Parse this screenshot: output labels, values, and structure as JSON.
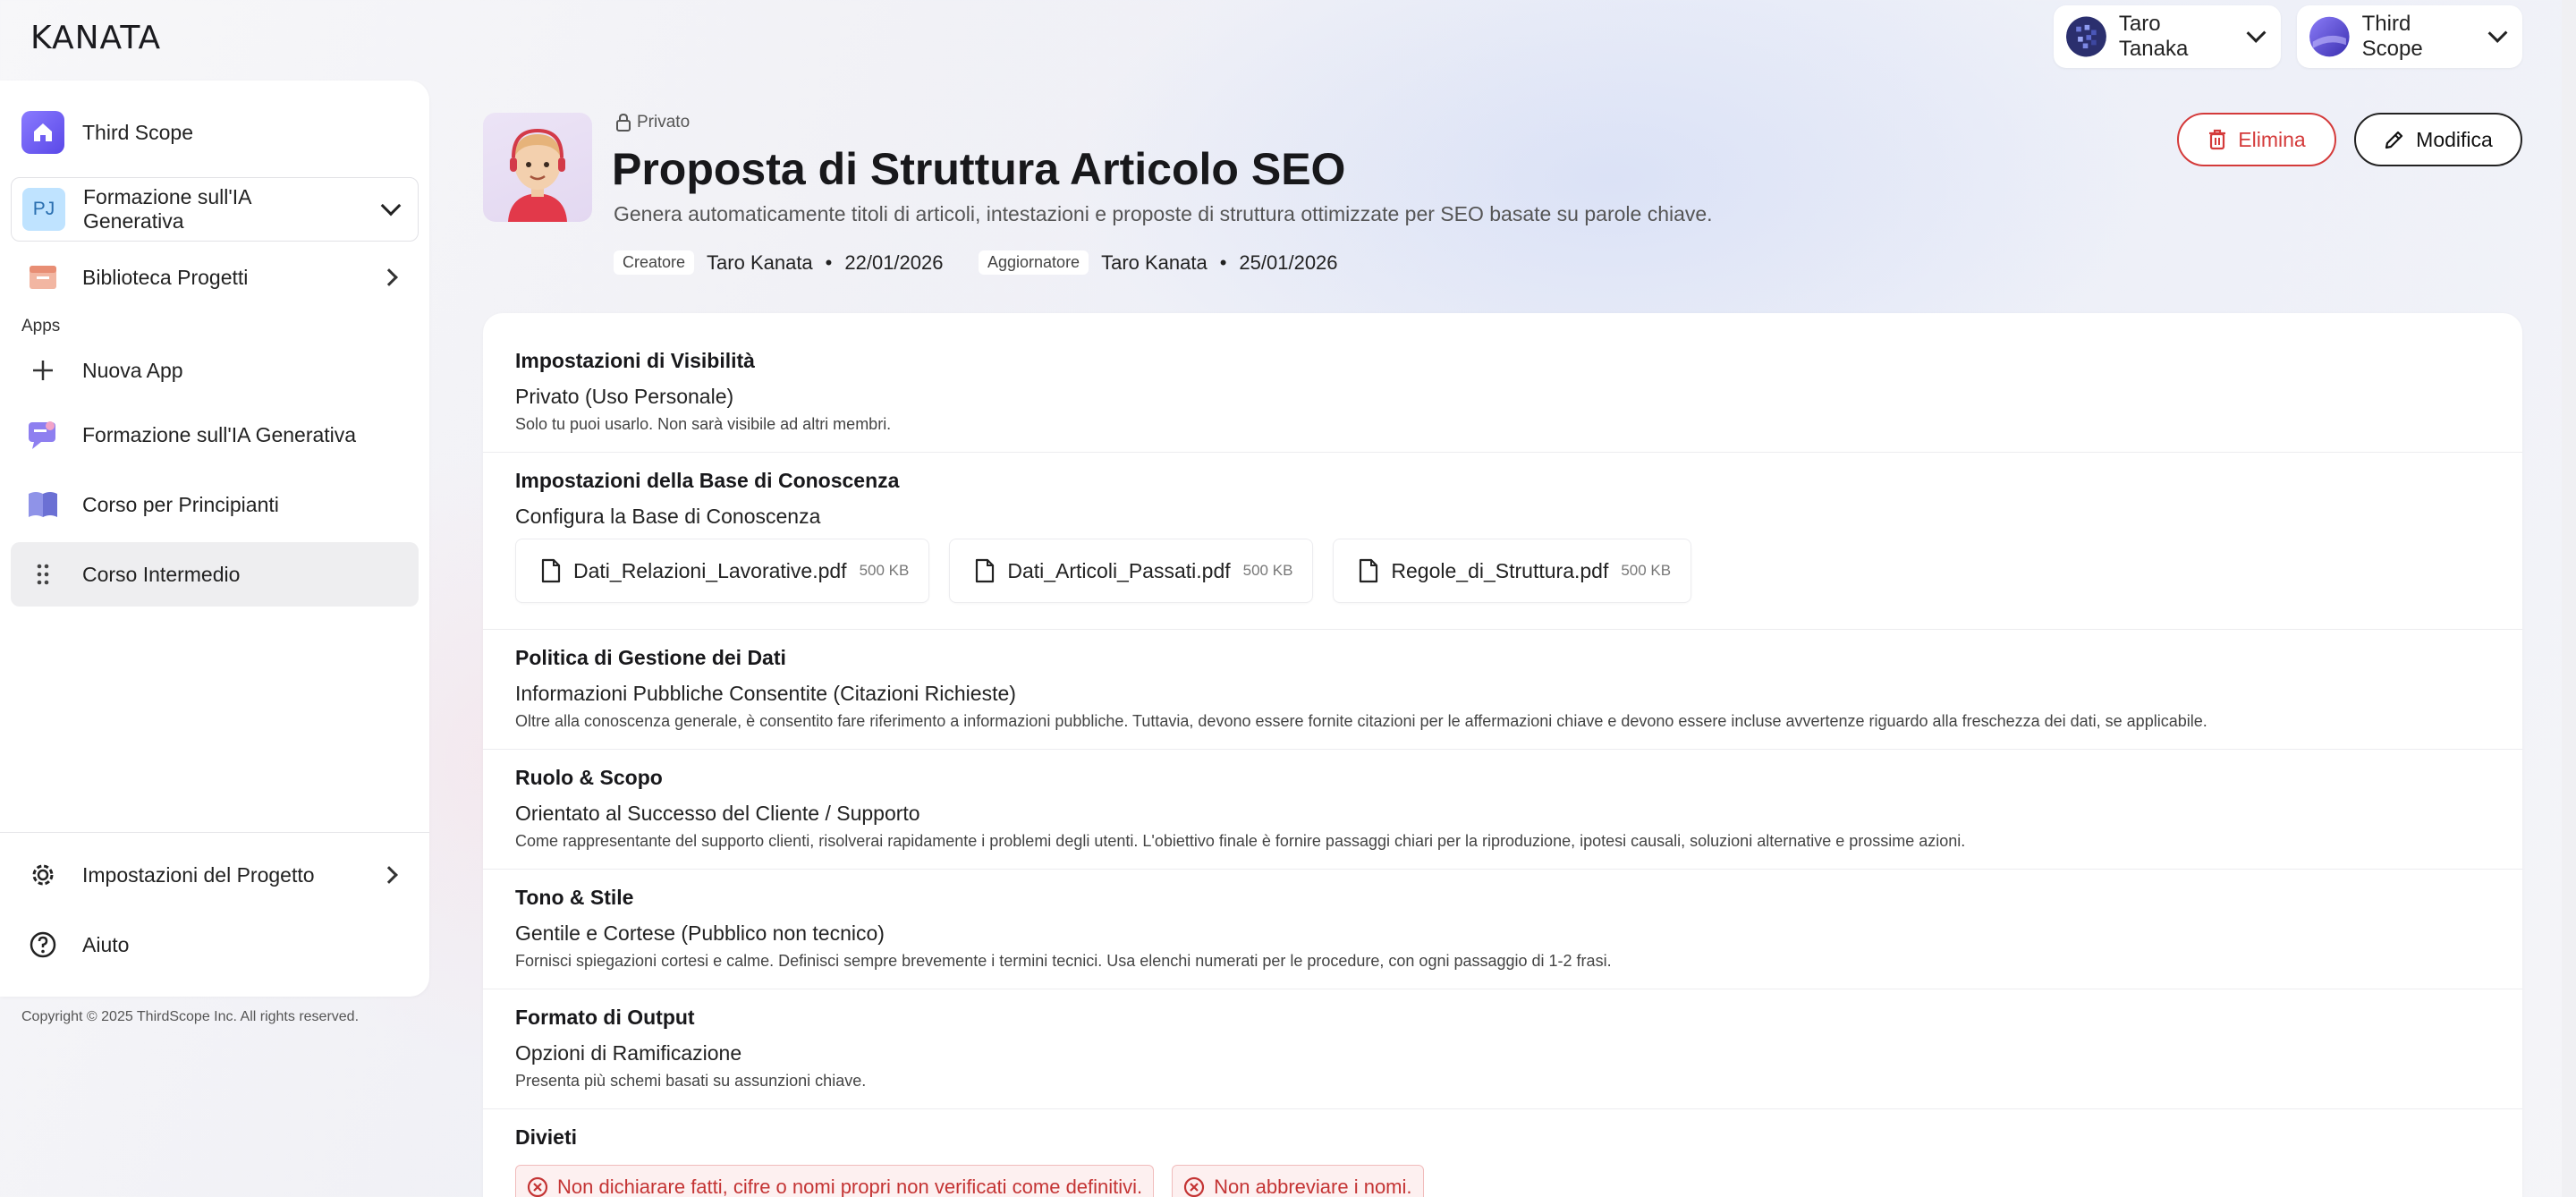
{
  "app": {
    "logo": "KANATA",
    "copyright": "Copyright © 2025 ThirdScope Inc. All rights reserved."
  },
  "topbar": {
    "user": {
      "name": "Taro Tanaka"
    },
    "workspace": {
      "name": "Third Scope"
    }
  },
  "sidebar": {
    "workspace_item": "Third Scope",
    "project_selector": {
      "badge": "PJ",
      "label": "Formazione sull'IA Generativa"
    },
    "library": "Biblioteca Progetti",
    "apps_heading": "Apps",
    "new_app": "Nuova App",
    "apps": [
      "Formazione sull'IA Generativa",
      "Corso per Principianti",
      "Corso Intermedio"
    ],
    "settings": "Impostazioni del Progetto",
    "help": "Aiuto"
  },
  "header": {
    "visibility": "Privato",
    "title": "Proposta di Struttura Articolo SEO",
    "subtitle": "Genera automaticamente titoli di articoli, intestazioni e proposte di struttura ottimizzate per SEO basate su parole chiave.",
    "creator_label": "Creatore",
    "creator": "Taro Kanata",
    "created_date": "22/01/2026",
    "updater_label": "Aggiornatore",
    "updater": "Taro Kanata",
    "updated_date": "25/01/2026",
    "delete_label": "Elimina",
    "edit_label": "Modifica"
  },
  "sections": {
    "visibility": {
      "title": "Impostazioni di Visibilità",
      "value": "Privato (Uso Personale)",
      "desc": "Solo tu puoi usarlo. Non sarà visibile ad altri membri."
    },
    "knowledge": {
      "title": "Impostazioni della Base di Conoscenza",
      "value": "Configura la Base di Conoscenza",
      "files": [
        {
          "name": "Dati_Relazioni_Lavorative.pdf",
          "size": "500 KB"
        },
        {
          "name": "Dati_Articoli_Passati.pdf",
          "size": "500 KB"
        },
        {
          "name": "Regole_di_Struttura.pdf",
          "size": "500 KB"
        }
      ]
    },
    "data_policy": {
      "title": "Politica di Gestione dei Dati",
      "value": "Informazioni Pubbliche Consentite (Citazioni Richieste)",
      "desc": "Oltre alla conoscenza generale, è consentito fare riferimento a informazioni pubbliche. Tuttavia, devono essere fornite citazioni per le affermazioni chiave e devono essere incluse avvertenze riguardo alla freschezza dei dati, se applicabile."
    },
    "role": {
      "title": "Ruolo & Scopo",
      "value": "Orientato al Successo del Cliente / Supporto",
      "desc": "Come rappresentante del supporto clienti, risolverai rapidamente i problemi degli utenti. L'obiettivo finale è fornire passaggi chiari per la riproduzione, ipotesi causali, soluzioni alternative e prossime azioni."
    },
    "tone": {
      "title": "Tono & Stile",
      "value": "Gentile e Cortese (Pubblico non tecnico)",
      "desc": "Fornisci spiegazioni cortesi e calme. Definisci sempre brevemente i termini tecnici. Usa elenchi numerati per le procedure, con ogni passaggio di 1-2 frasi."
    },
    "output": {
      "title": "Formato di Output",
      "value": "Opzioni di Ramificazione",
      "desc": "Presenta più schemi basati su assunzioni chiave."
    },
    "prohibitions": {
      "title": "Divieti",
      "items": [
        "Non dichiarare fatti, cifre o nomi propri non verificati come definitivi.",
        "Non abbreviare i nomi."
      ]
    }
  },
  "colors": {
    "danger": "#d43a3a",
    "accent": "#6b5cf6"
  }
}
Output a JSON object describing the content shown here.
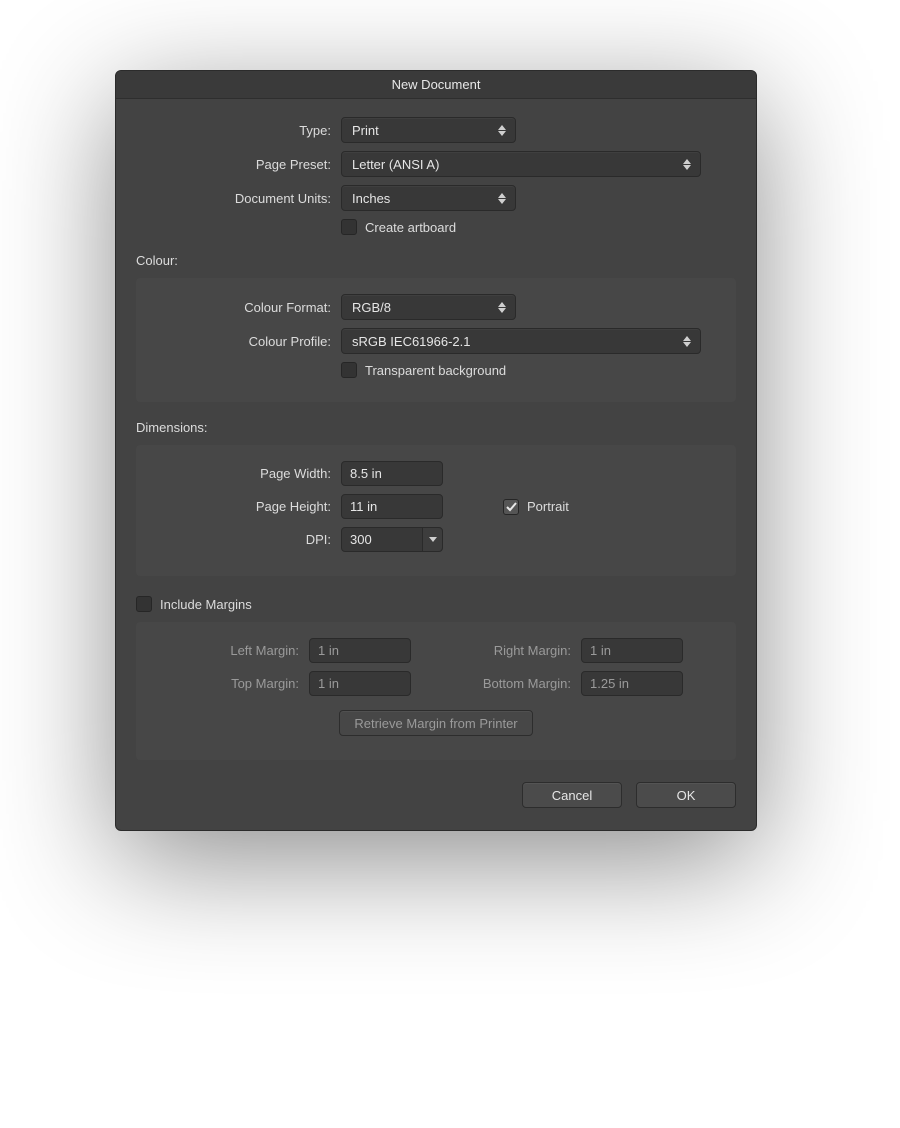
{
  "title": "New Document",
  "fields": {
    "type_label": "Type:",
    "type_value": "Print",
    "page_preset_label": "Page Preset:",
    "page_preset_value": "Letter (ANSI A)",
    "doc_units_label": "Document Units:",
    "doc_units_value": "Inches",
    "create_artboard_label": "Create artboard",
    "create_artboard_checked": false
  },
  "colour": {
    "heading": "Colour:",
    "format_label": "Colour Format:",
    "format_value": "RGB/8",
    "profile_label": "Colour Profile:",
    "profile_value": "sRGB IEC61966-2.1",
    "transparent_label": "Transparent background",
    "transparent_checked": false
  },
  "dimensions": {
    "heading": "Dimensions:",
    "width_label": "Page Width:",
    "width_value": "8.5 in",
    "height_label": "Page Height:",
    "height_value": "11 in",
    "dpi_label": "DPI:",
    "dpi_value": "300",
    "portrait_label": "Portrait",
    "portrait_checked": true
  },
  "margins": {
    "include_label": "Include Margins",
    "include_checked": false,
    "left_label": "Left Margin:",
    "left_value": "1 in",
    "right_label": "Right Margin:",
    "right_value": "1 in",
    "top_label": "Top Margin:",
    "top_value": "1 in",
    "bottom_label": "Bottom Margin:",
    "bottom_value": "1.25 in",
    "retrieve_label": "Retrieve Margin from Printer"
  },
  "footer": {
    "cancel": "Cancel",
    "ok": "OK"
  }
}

※

DIRECTIONS FOR THIS TASK - Go through the listing above and quote it exactly, apart from its images.

COMPLETE ANSWER -
Parse this screenshot: output labels, values, and structure as JSON.
{
  "app": {
    "logo": "KANATA",
    "copyright": "Copyright © 2025 ThirdScope Inc. All rights reserved."
  },
  "topbar": {
    "user": {
      "name": "Taro Tanaka"
    },
    "workspace": {
      "name": "Third Scope"
    }
  },
  "sidebar": {
    "workspace_item": "Third Scope",
    "project_selector": {
      "badge": "PJ",
      "label": "Formazione sull'IA Generativa"
    },
    "library": "Biblioteca Progetti",
    "apps_heading": "Apps",
    "new_app": "Nuova App",
    "apps": [
      "Formazione sull'IA Generativa",
      "Corso per Principianti",
      "Corso Intermedio"
    ],
    "settings": "Impostazioni del Progetto",
    "help": "Aiuto"
  },
  "header": {
    "visibility": "Privato",
    "title": "Proposta di Struttura Articolo SEO",
    "subtitle": "Genera automaticamente titoli di articoli, intestazioni e proposte di struttura ottimizzate per SEO basate su parole chiave.",
    "creator_label": "Creatore",
    "creator": "Taro Kanata",
    "created_date": "22/01/2026",
    "updater_label": "Aggiornatore",
    "updater": "Taro Kanata",
    "updated_date": "25/01/2026",
    "delete_label": "Elimina",
    "edit_label": "Modifica"
  },
  "sections": {
    "visibility": {
      "title": "Impostazioni di Visibilità",
      "value": "Privato (Uso Personale)",
      "desc": "Solo tu puoi usarlo. Non sarà visibile ad altri membri."
    },
    "knowledge": {
      "title": "Impostazioni della Base di Conoscenza",
      "value": "Configura la Base di Conoscenza",
      "files": [
        {
          "name": "Dati_Relazioni_Lavorative.pdf",
          "size": "500 KB"
        },
        {
          "name": "Dati_Articoli_Passati.pdf",
          "size": "500 KB"
        },
        {
          "name": "Regole_di_Struttura.pdf",
          "size": "500 KB"
        }
      ]
    },
    "data_policy": {
      "title": "Politica di Gestione dei Dati",
      "value": "Informazioni Pubbliche Consentite (Citazioni Richieste)",
      "desc": "Oltre alla conoscenza generale, è consentito fare riferimento a informazioni pubbliche. Tuttavia, devono essere fornite citazioni per le affermazioni chiave e devono essere incluse avvertenze riguardo alla freschezza dei dati, se applicabile."
    },
    "role": {
      "title": "Ruolo & Scopo",
      "value": "Orientato al Successo del Cliente / Supporto",
      "desc": "Come rappresentante del supporto clienti, risolverai rapidamente i problemi degli utenti. L'obiettivo finale è fornire passaggi chiari per la riproduzione, ipotesi causali, soluzioni alternative e prossime azioni."
    },
    "tone": {
      "title": "Tono & Stile",
      "value": "Gentile e Cortese (Pubblico non tecnico)",
      "desc": "Fornisci spiegazioni cortesi e calme. Definisci sempre brevemente i termini tecnici. Usa elenchi numerati per le procedure, con ogni passaggio di 1-2 frasi."
    },
    "output": {
      "title": "Formato di Output",
      "value": "Opzioni di Ramificazione",
      "desc": "Presenta più schemi basati su assunzioni chiave."
    },
    "prohibitions": {
      "title": "Divieti",
      "items": [
        "Non dichiarare fatti, cifre o nomi propri non verificati come definitivi.",
        "Non abbreviare i nomi."
      ]
    }
  },
  "colors": {
    "danger": "#d43a3a",
    "accent": "#6b5cf6"
  }
}
Output a JSON object describing the content shown here.
{
  "title": "New Document",
  "fields": {
    "type_label": "Type:",
    "type_value": "Print",
    "page_preset_label": "Page Preset:",
    "page_preset_value": "Letter (ANSI A)",
    "doc_units_label": "Document Units:",
    "doc_units_value": "Inches",
    "create_artboard_label": "Create artboard",
    "create_artboard_checked": false
  },
  "colour": {
    "heading": "Colour:",
    "format_label": "Colour Format:",
    "format_value": "RGB/8",
    "profile_label": "Colour Profile:",
    "profile_value": "sRGB IEC61966-2.1",
    "transparent_label": "Transparent background",
    "transparent_checked": false
  },
  "dimensions": {
    "heading": "Dimensions:",
    "width_label": "Page Width:",
    "width_value": "8.5 in",
    "height_label": "Page Height:",
    "height_value": "11 in",
    "dpi_label": "DPI:",
    "dpi_value": "300",
    "portrait_label": "Portrait",
    "portrait_checked": true
  },
  "margins": {
    "include_label": "Include Margins",
    "include_checked": false,
    "left_label": "Left Margin:",
    "left_value": "1 in",
    "right_label": "Right Margin:",
    "right_value": "1 in",
    "top_label": "Top Margin:",
    "top_value": "1 in",
    "bottom_label": "Bottom Margin:",
    "bottom_value": "1.25 in",
    "retrieve_label": "Retrieve Margin from Printer"
  },
  "footer": {
    "cancel": "Cancel",
    "ok": "OK"
  }
}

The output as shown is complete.